→ **Your task**:
Filter for the word "booster" and keep each matching line.

[A run of records]

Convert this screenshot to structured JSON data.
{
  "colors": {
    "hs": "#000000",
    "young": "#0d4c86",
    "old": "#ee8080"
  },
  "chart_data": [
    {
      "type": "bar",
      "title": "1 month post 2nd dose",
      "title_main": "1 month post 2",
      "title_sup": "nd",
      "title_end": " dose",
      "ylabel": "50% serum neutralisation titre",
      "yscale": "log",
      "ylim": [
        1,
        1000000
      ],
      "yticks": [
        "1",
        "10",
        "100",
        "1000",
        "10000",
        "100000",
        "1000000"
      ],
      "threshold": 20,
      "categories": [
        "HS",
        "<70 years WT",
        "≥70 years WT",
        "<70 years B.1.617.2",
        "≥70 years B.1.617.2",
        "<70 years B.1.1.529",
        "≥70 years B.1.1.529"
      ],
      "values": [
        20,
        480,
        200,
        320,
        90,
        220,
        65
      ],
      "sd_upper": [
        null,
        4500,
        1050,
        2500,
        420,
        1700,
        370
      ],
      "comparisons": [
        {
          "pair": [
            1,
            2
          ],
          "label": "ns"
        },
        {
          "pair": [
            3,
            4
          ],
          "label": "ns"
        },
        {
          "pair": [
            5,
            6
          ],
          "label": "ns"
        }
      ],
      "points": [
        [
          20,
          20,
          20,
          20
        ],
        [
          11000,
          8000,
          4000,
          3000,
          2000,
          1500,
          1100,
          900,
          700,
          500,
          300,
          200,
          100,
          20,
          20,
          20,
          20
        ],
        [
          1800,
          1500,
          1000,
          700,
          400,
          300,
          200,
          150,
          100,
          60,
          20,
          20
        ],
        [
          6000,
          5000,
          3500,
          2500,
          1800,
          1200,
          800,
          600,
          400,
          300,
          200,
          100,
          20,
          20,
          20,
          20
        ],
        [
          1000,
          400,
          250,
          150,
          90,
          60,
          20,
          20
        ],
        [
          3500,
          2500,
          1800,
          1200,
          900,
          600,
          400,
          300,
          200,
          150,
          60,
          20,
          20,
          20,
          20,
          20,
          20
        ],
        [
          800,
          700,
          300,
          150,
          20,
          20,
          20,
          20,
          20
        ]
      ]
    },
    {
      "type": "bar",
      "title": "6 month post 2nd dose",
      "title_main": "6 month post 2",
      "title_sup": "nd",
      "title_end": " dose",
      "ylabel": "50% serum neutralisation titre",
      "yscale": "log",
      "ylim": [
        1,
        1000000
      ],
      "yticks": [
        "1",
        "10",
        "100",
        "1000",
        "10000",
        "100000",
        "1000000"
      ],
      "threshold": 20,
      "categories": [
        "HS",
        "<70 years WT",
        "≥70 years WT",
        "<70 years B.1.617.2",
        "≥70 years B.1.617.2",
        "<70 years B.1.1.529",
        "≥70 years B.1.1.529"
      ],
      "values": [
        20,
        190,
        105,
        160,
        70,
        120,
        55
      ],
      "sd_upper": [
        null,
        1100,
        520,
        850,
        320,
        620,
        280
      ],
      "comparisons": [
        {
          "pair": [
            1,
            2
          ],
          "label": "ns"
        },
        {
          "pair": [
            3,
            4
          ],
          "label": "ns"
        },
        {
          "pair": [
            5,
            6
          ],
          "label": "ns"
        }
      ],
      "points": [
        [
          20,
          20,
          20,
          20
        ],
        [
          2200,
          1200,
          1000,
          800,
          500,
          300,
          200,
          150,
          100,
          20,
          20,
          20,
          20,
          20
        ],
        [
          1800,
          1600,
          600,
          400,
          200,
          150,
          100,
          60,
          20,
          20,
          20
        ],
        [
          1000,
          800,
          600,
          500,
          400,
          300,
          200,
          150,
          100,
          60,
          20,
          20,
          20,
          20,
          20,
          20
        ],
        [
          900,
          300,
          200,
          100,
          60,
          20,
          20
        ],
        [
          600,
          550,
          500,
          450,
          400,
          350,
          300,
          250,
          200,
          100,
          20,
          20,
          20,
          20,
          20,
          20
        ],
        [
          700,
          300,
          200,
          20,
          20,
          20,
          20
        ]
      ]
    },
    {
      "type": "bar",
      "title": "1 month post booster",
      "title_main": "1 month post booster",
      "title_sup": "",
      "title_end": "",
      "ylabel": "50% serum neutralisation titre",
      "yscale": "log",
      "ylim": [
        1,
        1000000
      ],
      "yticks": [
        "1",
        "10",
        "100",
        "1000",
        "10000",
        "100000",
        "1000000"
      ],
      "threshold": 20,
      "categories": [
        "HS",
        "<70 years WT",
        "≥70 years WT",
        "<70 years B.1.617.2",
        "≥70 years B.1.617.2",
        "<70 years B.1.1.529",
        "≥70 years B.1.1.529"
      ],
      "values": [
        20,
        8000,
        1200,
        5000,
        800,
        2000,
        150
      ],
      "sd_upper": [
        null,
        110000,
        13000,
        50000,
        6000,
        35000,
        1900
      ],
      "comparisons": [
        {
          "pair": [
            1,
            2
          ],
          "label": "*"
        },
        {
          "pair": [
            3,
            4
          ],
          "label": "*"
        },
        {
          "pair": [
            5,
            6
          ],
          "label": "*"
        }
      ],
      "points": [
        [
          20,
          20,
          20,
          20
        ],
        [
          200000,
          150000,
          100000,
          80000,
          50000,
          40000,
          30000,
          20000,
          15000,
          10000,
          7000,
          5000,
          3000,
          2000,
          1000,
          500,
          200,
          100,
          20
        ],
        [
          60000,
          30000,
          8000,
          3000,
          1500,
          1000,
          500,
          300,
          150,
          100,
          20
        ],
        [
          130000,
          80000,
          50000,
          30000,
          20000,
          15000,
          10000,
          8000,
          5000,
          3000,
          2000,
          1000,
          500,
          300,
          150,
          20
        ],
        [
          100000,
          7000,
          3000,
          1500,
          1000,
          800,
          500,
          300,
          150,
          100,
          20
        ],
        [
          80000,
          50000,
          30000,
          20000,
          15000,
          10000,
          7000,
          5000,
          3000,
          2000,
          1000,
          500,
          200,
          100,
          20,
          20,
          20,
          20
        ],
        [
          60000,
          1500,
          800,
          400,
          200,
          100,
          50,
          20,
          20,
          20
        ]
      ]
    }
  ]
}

→ **Final result**:
      "title": "1 month post booster",
      "title_main": "1 month post booster",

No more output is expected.